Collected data
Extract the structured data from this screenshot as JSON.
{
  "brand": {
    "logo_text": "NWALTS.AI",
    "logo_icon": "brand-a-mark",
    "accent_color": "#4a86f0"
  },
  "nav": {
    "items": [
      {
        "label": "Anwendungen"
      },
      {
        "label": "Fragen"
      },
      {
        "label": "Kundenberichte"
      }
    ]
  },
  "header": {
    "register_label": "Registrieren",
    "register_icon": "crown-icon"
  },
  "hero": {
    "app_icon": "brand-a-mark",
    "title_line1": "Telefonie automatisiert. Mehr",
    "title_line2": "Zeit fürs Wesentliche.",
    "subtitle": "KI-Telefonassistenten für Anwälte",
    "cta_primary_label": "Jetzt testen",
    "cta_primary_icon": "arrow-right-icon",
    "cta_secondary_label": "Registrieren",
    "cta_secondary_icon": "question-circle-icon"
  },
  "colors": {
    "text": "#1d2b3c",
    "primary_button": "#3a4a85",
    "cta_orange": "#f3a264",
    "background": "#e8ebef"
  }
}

WRITTEN INSTRUCTION →
Make a tally of the lines in this data that include the string "brand", and answer with that tally alone.

RESULT FOR THIS TASK →
3